* **WHAT IS NEEDED**
Take every line from the listing below that includes "layoffs" and copy it.

* Begin *

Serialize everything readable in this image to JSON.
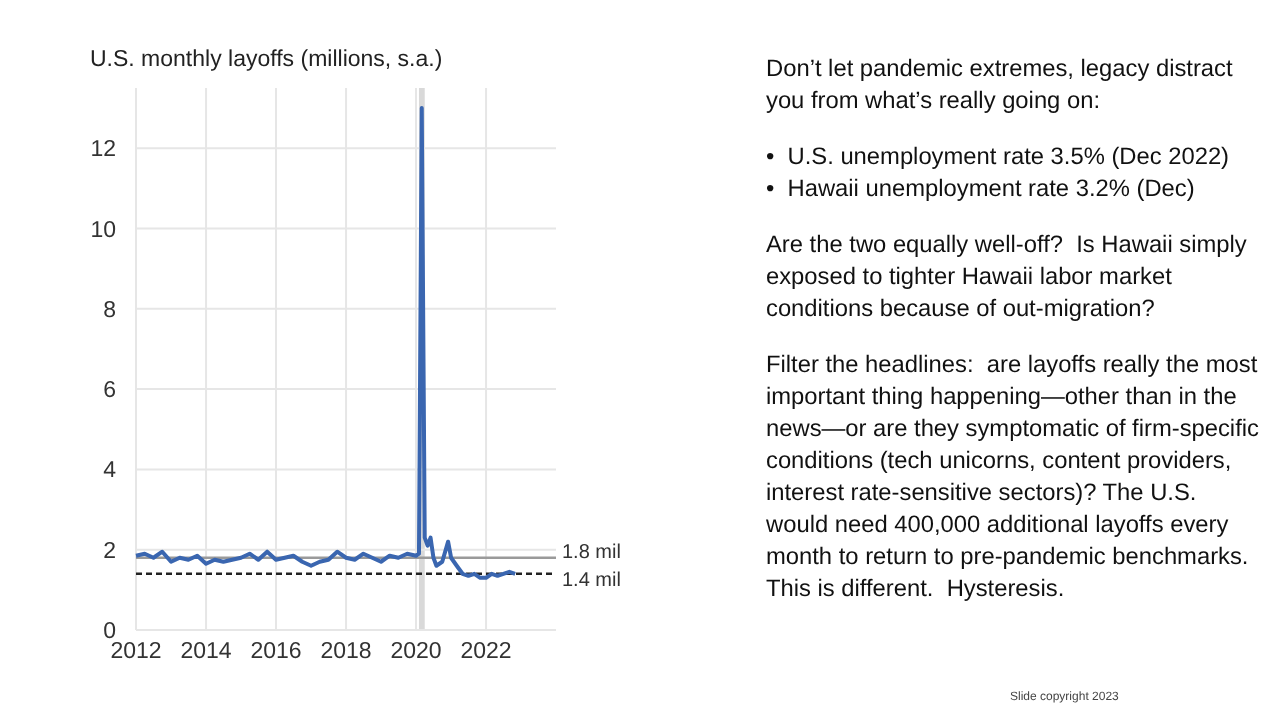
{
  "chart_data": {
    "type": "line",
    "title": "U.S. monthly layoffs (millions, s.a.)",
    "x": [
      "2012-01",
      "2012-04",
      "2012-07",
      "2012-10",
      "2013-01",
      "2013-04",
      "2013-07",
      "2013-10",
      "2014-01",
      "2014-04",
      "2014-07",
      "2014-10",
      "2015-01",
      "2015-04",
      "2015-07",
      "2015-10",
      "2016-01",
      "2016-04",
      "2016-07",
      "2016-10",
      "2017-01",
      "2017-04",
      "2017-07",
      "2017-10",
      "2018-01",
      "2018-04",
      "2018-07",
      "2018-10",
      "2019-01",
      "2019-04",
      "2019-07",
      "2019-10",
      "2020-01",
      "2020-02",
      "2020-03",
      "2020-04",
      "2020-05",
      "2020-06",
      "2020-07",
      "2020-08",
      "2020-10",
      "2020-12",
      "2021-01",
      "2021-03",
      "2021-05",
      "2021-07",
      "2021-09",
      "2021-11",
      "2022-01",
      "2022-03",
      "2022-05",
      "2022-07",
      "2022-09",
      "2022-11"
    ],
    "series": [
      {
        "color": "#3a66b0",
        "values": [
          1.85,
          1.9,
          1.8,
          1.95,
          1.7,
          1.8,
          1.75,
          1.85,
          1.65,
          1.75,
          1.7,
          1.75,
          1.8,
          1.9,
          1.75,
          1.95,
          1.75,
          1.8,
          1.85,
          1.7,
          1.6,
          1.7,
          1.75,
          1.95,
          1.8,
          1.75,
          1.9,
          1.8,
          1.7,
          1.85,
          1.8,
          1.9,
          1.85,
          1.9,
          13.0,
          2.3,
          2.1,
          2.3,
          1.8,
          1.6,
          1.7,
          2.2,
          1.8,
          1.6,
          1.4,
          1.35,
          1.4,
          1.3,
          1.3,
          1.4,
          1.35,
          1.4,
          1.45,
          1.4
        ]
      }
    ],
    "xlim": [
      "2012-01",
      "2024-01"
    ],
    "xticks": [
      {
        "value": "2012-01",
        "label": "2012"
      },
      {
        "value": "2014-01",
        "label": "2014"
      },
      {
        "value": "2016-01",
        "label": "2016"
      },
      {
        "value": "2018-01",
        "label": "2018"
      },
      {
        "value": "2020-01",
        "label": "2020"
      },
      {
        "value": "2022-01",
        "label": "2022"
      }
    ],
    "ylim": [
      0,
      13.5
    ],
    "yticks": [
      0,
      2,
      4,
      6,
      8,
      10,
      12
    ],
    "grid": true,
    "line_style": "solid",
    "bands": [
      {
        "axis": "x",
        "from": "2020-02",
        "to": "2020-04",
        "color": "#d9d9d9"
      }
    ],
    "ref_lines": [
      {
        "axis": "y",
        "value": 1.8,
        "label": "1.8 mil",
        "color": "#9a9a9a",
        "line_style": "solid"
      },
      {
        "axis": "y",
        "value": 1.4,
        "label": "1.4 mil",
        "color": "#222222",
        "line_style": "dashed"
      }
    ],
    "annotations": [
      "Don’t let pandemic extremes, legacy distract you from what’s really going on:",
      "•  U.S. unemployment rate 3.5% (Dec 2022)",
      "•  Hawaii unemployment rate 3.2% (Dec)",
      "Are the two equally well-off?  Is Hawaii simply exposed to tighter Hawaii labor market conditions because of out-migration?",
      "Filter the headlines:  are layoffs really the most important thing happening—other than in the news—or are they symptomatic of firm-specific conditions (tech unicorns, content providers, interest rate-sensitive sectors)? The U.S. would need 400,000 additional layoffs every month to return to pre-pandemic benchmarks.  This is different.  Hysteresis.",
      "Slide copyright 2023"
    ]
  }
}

* End *
* Begin *

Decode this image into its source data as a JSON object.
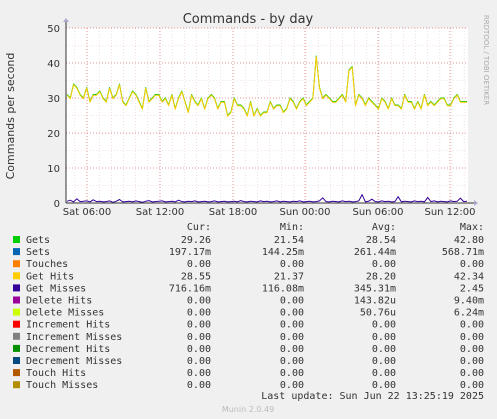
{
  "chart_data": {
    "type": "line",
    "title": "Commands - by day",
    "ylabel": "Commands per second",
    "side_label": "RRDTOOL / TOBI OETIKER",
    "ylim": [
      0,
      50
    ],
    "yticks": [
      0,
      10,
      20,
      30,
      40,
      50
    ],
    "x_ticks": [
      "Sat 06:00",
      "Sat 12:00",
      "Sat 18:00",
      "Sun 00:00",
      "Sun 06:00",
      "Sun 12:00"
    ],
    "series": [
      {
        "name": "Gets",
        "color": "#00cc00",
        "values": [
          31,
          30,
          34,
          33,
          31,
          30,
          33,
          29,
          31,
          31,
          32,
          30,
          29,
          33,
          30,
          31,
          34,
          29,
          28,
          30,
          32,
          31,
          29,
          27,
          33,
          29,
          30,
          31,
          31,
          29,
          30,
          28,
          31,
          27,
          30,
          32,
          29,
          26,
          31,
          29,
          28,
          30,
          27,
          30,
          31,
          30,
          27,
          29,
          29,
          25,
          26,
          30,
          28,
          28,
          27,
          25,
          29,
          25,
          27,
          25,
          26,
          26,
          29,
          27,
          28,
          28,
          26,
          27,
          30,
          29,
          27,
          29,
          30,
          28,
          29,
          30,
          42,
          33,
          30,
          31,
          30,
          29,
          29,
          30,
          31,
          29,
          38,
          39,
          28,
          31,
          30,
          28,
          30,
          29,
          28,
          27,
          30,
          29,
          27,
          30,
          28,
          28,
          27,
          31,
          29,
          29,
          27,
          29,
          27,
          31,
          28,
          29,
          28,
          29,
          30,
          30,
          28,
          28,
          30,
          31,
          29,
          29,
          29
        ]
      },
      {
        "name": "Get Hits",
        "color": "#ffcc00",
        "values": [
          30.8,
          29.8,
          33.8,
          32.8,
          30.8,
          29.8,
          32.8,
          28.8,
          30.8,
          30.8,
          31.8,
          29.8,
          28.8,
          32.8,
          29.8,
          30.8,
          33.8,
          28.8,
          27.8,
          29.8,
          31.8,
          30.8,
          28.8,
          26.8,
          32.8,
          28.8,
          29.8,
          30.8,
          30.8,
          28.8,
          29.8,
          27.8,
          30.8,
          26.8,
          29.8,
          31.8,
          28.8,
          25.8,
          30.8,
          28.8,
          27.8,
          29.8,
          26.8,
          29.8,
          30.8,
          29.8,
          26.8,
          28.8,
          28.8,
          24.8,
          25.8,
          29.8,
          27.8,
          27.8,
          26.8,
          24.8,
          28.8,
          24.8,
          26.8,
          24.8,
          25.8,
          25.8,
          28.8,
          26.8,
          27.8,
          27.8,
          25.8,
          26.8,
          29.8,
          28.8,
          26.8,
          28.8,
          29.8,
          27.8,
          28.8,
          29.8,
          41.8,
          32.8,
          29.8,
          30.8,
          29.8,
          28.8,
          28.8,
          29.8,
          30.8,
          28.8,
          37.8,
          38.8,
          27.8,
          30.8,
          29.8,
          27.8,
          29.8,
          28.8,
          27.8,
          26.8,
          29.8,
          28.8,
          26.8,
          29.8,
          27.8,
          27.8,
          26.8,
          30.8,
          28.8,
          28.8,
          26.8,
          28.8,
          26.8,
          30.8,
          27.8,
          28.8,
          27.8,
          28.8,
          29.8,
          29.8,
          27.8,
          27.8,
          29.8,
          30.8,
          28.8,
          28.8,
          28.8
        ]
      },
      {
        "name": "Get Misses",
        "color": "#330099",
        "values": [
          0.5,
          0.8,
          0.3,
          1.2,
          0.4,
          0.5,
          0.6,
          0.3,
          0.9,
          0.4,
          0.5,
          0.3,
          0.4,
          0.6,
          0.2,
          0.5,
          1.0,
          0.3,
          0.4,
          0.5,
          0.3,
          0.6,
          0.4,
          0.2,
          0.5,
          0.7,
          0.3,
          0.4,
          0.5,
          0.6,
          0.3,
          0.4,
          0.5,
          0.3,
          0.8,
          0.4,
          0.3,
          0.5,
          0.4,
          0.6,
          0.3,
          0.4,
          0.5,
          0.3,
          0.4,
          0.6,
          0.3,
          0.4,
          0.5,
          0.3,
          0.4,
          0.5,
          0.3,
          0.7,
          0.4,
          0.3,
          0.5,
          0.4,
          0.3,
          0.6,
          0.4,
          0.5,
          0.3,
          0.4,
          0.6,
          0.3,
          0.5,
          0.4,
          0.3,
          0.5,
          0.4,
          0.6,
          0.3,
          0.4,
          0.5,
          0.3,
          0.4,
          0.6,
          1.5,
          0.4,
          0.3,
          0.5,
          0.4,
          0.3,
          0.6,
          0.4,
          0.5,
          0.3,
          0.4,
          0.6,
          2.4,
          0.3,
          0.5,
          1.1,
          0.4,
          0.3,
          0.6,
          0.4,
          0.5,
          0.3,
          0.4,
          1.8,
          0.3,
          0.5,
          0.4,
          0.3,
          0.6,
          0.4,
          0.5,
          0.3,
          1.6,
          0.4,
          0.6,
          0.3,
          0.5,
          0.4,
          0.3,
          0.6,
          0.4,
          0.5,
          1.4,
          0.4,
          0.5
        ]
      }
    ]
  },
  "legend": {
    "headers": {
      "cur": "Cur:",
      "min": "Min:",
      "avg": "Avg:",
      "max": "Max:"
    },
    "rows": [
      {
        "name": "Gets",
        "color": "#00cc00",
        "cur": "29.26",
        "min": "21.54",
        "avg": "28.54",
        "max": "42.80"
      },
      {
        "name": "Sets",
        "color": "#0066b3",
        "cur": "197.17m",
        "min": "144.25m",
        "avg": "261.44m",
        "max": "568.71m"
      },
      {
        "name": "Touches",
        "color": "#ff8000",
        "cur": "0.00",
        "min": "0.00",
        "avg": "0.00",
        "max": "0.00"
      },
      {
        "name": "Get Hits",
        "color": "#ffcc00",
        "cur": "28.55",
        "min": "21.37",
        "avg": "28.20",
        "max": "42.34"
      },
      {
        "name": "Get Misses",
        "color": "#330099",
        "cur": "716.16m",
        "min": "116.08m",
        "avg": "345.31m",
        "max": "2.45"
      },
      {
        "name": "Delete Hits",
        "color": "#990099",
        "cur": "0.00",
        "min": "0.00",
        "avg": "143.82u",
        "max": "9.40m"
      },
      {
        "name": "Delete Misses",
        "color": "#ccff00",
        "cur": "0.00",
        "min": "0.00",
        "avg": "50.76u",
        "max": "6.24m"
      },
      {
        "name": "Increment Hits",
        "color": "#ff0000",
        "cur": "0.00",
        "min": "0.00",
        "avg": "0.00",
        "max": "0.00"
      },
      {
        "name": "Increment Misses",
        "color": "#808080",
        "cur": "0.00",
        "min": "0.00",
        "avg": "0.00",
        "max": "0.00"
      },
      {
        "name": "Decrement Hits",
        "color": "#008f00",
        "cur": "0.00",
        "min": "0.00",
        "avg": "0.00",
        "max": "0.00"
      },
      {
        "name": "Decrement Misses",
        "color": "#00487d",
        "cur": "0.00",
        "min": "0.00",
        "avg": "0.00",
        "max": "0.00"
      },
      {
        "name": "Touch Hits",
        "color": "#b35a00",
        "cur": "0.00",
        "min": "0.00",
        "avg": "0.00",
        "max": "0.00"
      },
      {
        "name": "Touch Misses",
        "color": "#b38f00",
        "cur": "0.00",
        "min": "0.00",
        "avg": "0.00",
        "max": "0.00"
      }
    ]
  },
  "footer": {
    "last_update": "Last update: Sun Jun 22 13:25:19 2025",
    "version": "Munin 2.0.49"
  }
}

* End *

* **SOLUTION**
    "title": "U.S. monthly layoffs (millions, s.a.)",
      "Filter the headlines:  are layoffs really the most important thing happening—other than in the news—or are they symptomatic of firm-specific conditions (tech unicorns, content providers, interest rate-sensitive sectors)? The U.S. would need 400,000 additional layoffs every month to return to pre-pandemic benchmarks.  This is different.  Hysteresis.",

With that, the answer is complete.